— What you will do —
Lines that contain the string "cadherin" are to be copied; leave out all others.

— Data for processing —
+ + +

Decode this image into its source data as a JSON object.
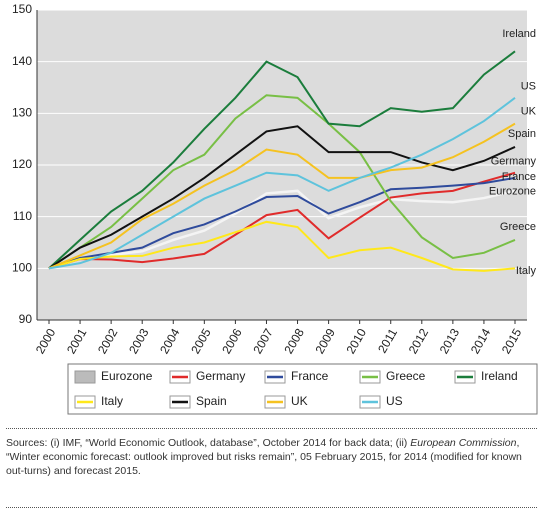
{
  "chart_data": {
    "type": "line",
    "categories": [
      "2000",
      "2001",
      "2002",
      "2003",
      "2004",
      "2005",
      "2006",
      "2007",
      "2008",
      "2009",
      "2010",
      "2011",
      "2012",
      "2013",
      "2014",
      "2015"
    ],
    "ylim": [
      90,
      150
    ],
    "yticks": [
      90,
      100,
      110,
      120,
      130,
      140,
      150
    ],
    "grid": true,
    "series": [
      {
        "name": "Eurozone",
        "color": "#f4f4f4",
        "values": [
          100,
          101.9,
          102.6,
          103.3,
          105.5,
          107.3,
          110.6,
          114.5,
          115,
          109.7,
          111.8,
          113.4,
          113,
          112.8,
          113.6,
          115
        ]
      },
      {
        "name": "Germany",
        "color": "#e02b2b",
        "values": [
          100,
          101.8,
          101.7,
          101.2,
          101.9,
          102.8,
          106.5,
          110.3,
          111.3,
          105.8,
          109.8,
          113.7,
          114.5,
          115,
          116.8,
          118.5
        ]
      },
      {
        "name": "France",
        "color": "#2f4b9c",
        "values": [
          100,
          102,
          103,
          104,
          106.8,
          108.5,
          111,
          113.8,
          114,
          110.6,
          112.8,
          115.3,
          115.6,
          116,
          116.5,
          117.5
        ]
      },
      {
        "name": "Greece",
        "color": "#78bf45",
        "values": [
          100,
          104,
          108,
          113.5,
          119,
          122,
          129,
          133.5,
          133,
          128,
          122.5,
          113,
          106,
          102,
          103,
          105.5
        ]
      },
      {
        "name": "Ireland",
        "color": "#1b7d3c",
        "values": [
          100,
          105.5,
          111,
          115,
          120.5,
          127,
          133,
          140,
          137,
          128,
          127.5,
          131,
          130.3,
          131,
          137.5,
          142
        ]
      },
      {
        "name": "Italy",
        "color": "#ffe81a",
        "values": [
          100,
          101.8,
          102.3,
          102.4,
          104,
          105,
          107,
          109,
          108,
          102,
          103.5,
          104,
          102,
          99.8,
          99.5,
          100
        ]
      },
      {
        "name": "Spain",
        "color": "#111111",
        "values": [
          100,
          104,
          106.5,
          110,
          113.5,
          117.5,
          122,
          126.5,
          127.5,
          122.5,
          122.5,
          122.5,
          120.5,
          119,
          120.8,
          123.5
        ]
      },
      {
        "name": "UK",
        "color": "#f5c220",
        "values": [
          100,
          102.5,
          105,
          109.5,
          112.5,
          116,
          119,
          123,
          122,
          117.5,
          117.5,
          119,
          119.5,
          121.5,
          124.5,
          128
        ]
      },
      {
        "name": "US",
        "color": "#5ec3dc",
        "values": [
          100,
          101,
          103,
          106.5,
          110,
          113.5,
          116,
          118.5,
          118,
          115,
          117.5,
          119.5,
          122,
          125,
          128.5,
          133
        ]
      }
    ]
  },
  "source": [
    "Sources: (i) IMF, “World Economic Outlook, database”, October 2014 for back data; (ii) ",
    "European Commission",
    ", “Winter economic forecast: outlook improved but risks remain”, 05 February 2015, for 2014 (modified for known out-turns) and forecast 2015."
  ]
}
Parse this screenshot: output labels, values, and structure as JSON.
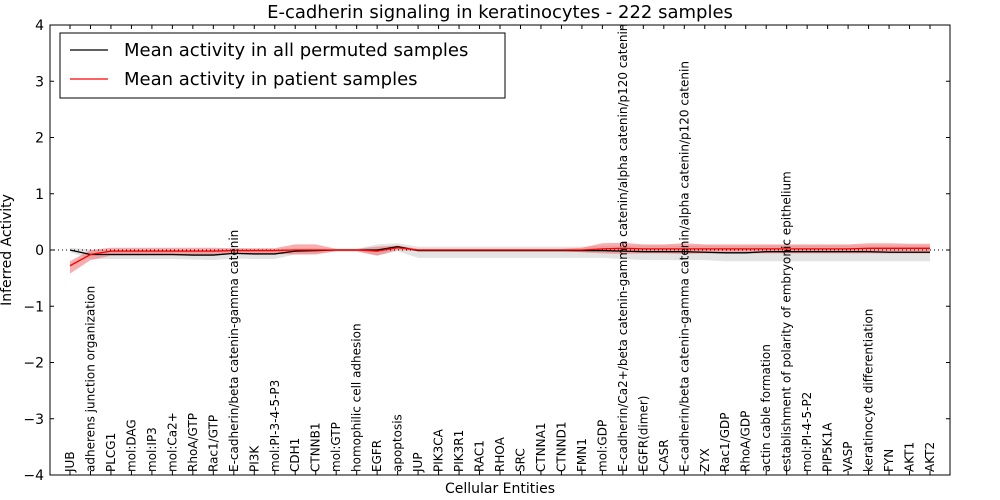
{
  "chart_data": {
    "type": "line",
    "title": "E-cadherin signaling in keratinocytes - 222 samples",
    "xlabel": "Cellular Entities",
    "ylabel": "Inferred Activity",
    "ylim": [
      -4,
      4
    ],
    "yticks": [
      "−4",
      "−3",
      "−2",
      "−1",
      "0",
      "1",
      "2",
      "3",
      "4"
    ],
    "grid": false,
    "legend_position": "top-left",
    "categories": [
      "JUB",
      "adherens junction organization",
      "PLCG1",
      "mol:DAG",
      "mol:IP3",
      "mol:Ca2+",
      "RhoA/GTP",
      "Rac1/GTP",
      "E-cadherin/beta catenin-gamma catenin",
      "PI3K",
      "mol:PI-3-4-5-P3",
      "CDH1",
      "CTNNB1",
      "mol:GTP",
      "homophilic cell adhesion",
      "EGFR",
      "apoptosis",
      "JUP",
      "PIK3CA",
      "PIK3R1",
      "RAC1",
      "RHOA",
      "SRC",
      "CTNNA1",
      "CTNND1",
      "FMN1",
      "mol:GDP",
      "E-cadherin/Ca2+/beta catenin-gamma catenin/alpha catenin/p120 catenin",
      "EGFR(dimer)",
      "CASR",
      "E-cadherin/beta catenin-gamma catenin/alpha catenin/p120 catenin",
      "ZYX",
      "Rac1/GDP",
      "RhoA/GDP",
      "actin cable formation",
      "establishment of polarity of embryonic epithelium",
      "mol:PI-4-5-P2",
      "PIP5K1A",
      "VASP",
      "keratinocyte differentiation",
      "FYN",
      "AKT1",
      "AKT2"
    ],
    "series": [
      {
        "name": "Mean activity in all permuted samples",
        "color": "#000000",
        "band_color": "#c8c8c8",
        "values": [
          0.0,
          -0.08,
          -0.08,
          -0.08,
          -0.08,
          -0.08,
          -0.09,
          -0.09,
          -0.06,
          -0.07,
          -0.07,
          -0.02,
          -0.01,
          0.0,
          0.0,
          0.0,
          0.06,
          -0.01,
          -0.01,
          -0.01,
          -0.01,
          -0.01,
          -0.01,
          -0.01,
          -0.01,
          -0.01,
          -0.01,
          -0.02,
          -0.03,
          -0.03,
          -0.03,
          -0.04,
          -0.05,
          -0.05,
          -0.03,
          -0.03,
          -0.03,
          -0.03,
          -0.03,
          -0.03,
          -0.04,
          -0.04,
          -0.04
        ],
        "upper": [
          0.04,
          0.01,
          0.0,
          0.0,
          0.0,
          0.0,
          0.0,
          0.0,
          0.03,
          0.02,
          0.02,
          0.03,
          0.03,
          0.02,
          0.02,
          0.1,
          0.12,
          0.06,
          0.06,
          0.06,
          0.06,
          0.06,
          0.06,
          0.06,
          0.06,
          0.06,
          0.07,
          0.08,
          0.08,
          0.08,
          0.08,
          0.08,
          0.07,
          0.07,
          0.08,
          0.08,
          0.08,
          0.08,
          0.08,
          0.08,
          0.08,
          0.08,
          0.08
        ],
        "lower": [
          -0.04,
          -0.16,
          -0.16,
          -0.16,
          -0.16,
          -0.16,
          -0.17,
          -0.18,
          -0.15,
          -0.16,
          -0.16,
          -0.08,
          -0.06,
          -0.03,
          -0.03,
          -0.1,
          -0.02,
          -0.14,
          -0.14,
          -0.14,
          -0.14,
          -0.14,
          -0.14,
          -0.14,
          -0.14,
          -0.14,
          -0.14,
          -0.16,
          -0.18,
          -0.18,
          -0.18,
          -0.18,
          -0.2,
          -0.2,
          -0.2,
          -0.2,
          -0.2,
          -0.2,
          -0.2,
          -0.2,
          -0.2,
          -0.2,
          -0.2
        ]
      },
      {
        "name": "Mean activity in patient samples",
        "color": "#ff0000",
        "band_color": "#f26b6b",
        "values": [
          -0.28,
          -0.08,
          -0.02,
          -0.02,
          -0.02,
          -0.02,
          -0.02,
          -0.02,
          -0.01,
          -0.01,
          -0.01,
          0.0,
          0.0,
          0.0,
          0.0,
          -0.02,
          0.04,
          0.0,
          0.0,
          0.0,
          0.0,
          0.0,
          0.0,
          0.0,
          0.0,
          0.0,
          0.02,
          0.03,
          0.02,
          0.02,
          0.02,
          0.02,
          0.02,
          0.02,
          0.02,
          0.02,
          0.02,
          0.02,
          0.02,
          0.03,
          0.03,
          0.03,
          0.03
        ],
        "upper": [
          -0.2,
          0.0,
          0.04,
          0.04,
          0.04,
          0.04,
          0.04,
          0.04,
          0.03,
          0.03,
          0.03,
          0.1,
          0.1,
          0.02,
          0.02,
          0.06,
          0.08,
          0.02,
          0.02,
          0.02,
          0.02,
          0.02,
          0.02,
          0.02,
          0.02,
          0.04,
          0.12,
          0.13,
          0.1,
          0.1,
          0.12,
          0.1,
          0.1,
          0.1,
          0.1,
          0.1,
          0.1,
          0.1,
          0.1,
          0.12,
          0.12,
          0.11,
          0.11
        ],
        "lower": [
          -0.42,
          -0.18,
          -0.1,
          -0.1,
          -0.1,
          -0.1,
          -0.1,
          -0.1,
          -0.07,
          -0.07,
          -0.07,
          -0.08,
          -0.08,
          -0.02,
          -0.02,
          -0.1,
          0.0,
          -0.02,
          -0.02,
          -0.02,
          -0.02,
          -0.02,
          -0.02,
          -0.02,
          -0.02,
          -0.04,
          -0.06,
          -0.07,
          -0.06,
          -0.06,
          -0.07,
          -0.06,
          -0.06,
          -0.06,
          -0.06,
          -0.06,
          -0.06,
          -0.06,
          -0.06,
          -0.06,
          -0.06,
          -0.06,
          -0.06
        ]
      }
    ]
  }
}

+ + +

— The reply —
    "title": "E-cadherin signaling in keratinocytes - 222 samples",
      "E-cadherin/beta catenin-gamma catenin",
      "E-cadherin/Ca2+/beta catenin-gamma catenin/alpha catenin/p120 catenin",
      "E-cadherin/beta catenin-gamma catenin/alpha catenin/p120 catenin",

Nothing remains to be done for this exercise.